Task goal: Output the full material exactly as it appears here.
╔══
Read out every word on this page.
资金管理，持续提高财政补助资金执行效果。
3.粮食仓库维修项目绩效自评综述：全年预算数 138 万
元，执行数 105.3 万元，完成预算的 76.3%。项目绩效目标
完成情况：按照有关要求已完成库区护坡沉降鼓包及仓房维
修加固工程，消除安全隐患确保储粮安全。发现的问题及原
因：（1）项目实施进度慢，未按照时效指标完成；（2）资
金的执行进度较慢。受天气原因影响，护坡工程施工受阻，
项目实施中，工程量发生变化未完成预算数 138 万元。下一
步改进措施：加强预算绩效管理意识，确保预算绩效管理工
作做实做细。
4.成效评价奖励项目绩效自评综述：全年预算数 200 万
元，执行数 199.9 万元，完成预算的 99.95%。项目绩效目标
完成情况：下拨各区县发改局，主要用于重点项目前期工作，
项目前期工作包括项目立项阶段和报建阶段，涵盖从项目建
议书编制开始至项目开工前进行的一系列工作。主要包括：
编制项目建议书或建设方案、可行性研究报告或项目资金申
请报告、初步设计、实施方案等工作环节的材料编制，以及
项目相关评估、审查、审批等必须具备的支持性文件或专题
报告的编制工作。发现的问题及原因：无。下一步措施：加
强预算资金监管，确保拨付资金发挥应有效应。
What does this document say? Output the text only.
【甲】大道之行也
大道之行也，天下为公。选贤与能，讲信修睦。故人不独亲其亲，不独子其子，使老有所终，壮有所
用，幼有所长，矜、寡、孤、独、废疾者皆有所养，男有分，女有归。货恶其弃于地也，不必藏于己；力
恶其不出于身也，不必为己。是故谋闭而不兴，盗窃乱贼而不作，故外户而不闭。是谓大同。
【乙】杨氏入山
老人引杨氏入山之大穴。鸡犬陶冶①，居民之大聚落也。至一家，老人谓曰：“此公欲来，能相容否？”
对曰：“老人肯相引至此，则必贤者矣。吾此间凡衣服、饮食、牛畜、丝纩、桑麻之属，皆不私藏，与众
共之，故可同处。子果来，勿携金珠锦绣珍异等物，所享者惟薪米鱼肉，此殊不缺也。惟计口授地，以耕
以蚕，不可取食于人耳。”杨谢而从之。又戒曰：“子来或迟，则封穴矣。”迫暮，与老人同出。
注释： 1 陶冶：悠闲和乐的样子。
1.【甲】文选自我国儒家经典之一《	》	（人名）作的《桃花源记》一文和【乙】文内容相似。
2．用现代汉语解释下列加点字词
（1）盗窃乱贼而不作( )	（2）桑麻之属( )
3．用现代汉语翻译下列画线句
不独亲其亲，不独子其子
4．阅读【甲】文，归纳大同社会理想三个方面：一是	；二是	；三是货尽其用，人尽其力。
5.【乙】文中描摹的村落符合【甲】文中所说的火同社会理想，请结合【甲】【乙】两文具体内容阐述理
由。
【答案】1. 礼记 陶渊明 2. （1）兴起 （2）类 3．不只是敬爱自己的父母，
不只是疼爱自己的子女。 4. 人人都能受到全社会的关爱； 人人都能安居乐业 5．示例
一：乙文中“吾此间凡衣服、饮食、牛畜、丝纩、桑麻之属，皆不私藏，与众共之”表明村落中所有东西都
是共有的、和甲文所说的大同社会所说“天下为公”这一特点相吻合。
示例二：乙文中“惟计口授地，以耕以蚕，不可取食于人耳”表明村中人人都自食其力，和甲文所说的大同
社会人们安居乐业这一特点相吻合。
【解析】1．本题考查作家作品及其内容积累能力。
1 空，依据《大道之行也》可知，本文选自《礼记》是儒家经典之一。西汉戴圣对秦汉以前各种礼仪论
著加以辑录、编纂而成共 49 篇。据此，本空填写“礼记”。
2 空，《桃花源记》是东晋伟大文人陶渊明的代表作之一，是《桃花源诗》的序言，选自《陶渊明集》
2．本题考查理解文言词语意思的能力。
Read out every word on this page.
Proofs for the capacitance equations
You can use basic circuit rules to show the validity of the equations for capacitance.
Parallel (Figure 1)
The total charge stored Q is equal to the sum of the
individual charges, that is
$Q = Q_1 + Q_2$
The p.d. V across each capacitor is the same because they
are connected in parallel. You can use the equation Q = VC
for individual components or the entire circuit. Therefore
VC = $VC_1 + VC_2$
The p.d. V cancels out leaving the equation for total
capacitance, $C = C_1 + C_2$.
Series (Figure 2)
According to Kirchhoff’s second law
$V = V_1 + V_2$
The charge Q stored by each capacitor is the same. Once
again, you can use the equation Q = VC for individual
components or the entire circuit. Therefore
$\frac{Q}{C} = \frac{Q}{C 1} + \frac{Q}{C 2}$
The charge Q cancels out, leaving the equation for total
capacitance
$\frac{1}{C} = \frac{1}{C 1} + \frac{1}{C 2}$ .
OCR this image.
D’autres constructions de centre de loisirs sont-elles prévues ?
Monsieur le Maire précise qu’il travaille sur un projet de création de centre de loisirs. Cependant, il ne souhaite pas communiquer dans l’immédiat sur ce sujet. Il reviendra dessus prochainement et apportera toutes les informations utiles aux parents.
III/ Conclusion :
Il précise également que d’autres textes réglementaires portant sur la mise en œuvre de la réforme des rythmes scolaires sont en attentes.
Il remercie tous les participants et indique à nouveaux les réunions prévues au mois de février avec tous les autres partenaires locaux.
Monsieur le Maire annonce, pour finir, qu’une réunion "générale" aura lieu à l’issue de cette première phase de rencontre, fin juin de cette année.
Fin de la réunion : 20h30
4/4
╚══
Reply:
Read out every word on this page.
资金管理，持续提高财政补助资金执行效果。
3.粮食仓库维修项目绩效自评综述：全年预算数 138 万
元，执行数 105.3 万元，完成预算的 76.3%。项目绩效目标
完成情况：按照有关要求已完成库区护坡沉降鼓包及仓房维
修加固工程，消除安全隐患确保储粮安全。发现的问题及原
因：（1）项目实施进度慢，未按照时效指标完成；（2）资
金的执行进度较慢。受天气原因影响，护坡工程施工受阻，
项目实施中，工程量发生变化未完成预算数 138 万元。下一
步改进措施：加强预算绩效管理意识，确保预算绩效管理工
作做实做细。
4.成效评价奖励项目绩效自评综述：全年预算数 200 万
元，执行数 199.9 万元，完成预算的 99.95%。项目绩效目标
完成情况：下拨各区县发改局，主要用于重点项目前期工作，
项目前期工作包括项目立项阶段和报建阶段，涵盖从项目建
议书编制开始至项目开工前进行的一系列工作。主要包括：
编制项目建议书或建设方案、可行性研究报告或项目资金申
请报告、初步设计、实施方案等工作环节的材料编制，以及
项目相关评估、审查、审批等必须具备的支持性文件或专题
报告的编制工作。发现的问题及原因：无。下一步措施：加
强预算资金监管，确保拨付资金发挥应有效应。
What does this document say? Output the text only.
【甲】大道之行也
大道之行也，天下为公。选贤与能，讲信修睦。故人不独亲其亲，不独子其子，使老有所终，壮有所
用，幼有所长，矜、寡、孤、独、废疾者皆有所养，男有分，女有归。货恶其弃于地也，不必藏于己；力
恶其不出于身也，不必为己。是故谋闭而不兴，盗窃乱贼而不作，故外户而不闭。是谓大同。
【乙】杨氏入山
老人引杨氏入山之大穴。鸡犬陶冶①，居民之大聚落也。至一家，老人谓曰：“此公欲来，能相容否？”
对曰：“老人肯相引至此，则必贤者矣。吾此间凡衣服、饮食、牛畜、丝纩、桑麻之属，皆不私藏，与众
共之，故可同处。子果来，勿携金珠锦绣珍异等物，所享者惟薪米鱼肉，此殊不缺也。惟计口授地，以耕
以蚕，不可取食于人耳。”杨谢而从之。又戒曰：“子来或迟，则封穴矣。”迫暮，与老人同出。
注释： 1 陶冶：悠闲和乐的样子。
1.【甲】文选自我国儒家经典之一《	》	（人名）作的《桃花源记》一文和【乙】文内容相似。
2．用现代汉语解释下列加点字词
（1）盗窃乱贼而不作( )	（2）桑麻之属( )
3．用现代汉语翻译下列画线句
不独亲其亲，不独子其子
4．阅读【甲】文，归纳大同社会理想三个方面：一是	；二是	；三是货尽其用，人尽其力。
5.【乙】文中描摹的村落符合【甲】文中所说的火同社会理想，请结合【甲】【乙】两文具体内容阐述理
由。
【答案】1. 礼记 陶渊明 2. （1）兴起 （2）类 3．不只是敬爱自己的父母，
不只是疼爱自己的子女。 4. 人人都能受到全社会的关爱； 人人都能安居乐业 5．示例
一：乙文中“吾此间凡衣服、饮食、牛畜、丝纩、桑麻之属，皆不私藏，与众共之”表明村落中所有东西都
是共有的、和甲文所说的大同社会所说“天下为公”这一特点相吻合。
示例二：乙文中“惟计口授地，以耕以蚕，不可取食于人耳”表明村中人人都自食其力，和甲文所说的大同
社会人们安居乐业这一特点相吻合。
【解析】1．本题考查作家作品及其内容积累能力。
1 空，依据《大道之行也》可知，本文选自《礼记》是儒家经典之一。西汉戴圣对秦汉以前各种礼仪论
著加以辑录、编纂而成共 49 篇。据此，本空填写“礼记”。
2 空，《桃花源记》是东晋伟大文人陶渊明的代表作之一，是《桃花源诗》的序言，选自《陶渊明集》
2．本题考查理解文言词语意思的能力。
Read out every word on this page.
Proofs for the capacitance equations
You can use basic circuit rules to show the validity of the equations for capacitance.
Parallel (Figure 1)
The total charge stored Q is equal to the sum of the
individual charges, that is
$Q = Q_1 + Q_2$
The p.d. V across each capacitor is the same because they
are connected in parallel. You can use the equation Q = VC
for individual components or the entire circuit. Therefore
VC = $VC_1 + VC_2$
The p.d. V cancels out leaving the equation for total
capacitance, $C = C_1 + C_2$.
Series (Figure 2)
According to Kirchhoff’s second law
$V = V_1 + V_2$
The charge Q stored by each capacitor is the same. Once
again, you can use the equation Q = VC for individual
components or the entire circuit. Therefore
$\frac{Q}{C} = \frac{Q}{C 1} + \frac{Q}{C 2}$
The charge Q cancels out, leaving the equation for total
capacitance
$\frac{1}{C} = \frac{1}{C 1} + \frac{1}{C 2}$ .
OCR this image.
D’autres constructions de centre de loisirs sont-elles prévues ?
Monsieur le Maire précise qu’il travaille sur un projet de création de centre de loisirs. Cependant, il ne souhaite pas communiquer dans l’immédiat sur ce sujet. Il reviendra dessus prochainement et apportera toutes les informations utiles aux parents.
III/ Conclusion :
Il précise également que d’autres textes réglementaires portant sur la mise en œuvre de la réforme des rythmes scolaires sont en attentes.
Il remercie tous les participants et indique à nouveaux les réunions prévues au mois de février avec tous les autres partenaires locaux.
Monsieur le Maire annonce, pour finir, qu’une réunion "générale" aura lieu à l’issue de cette première phase de rencontre, fin juin de cette année.
Fin de la réunion : 20h30
4/4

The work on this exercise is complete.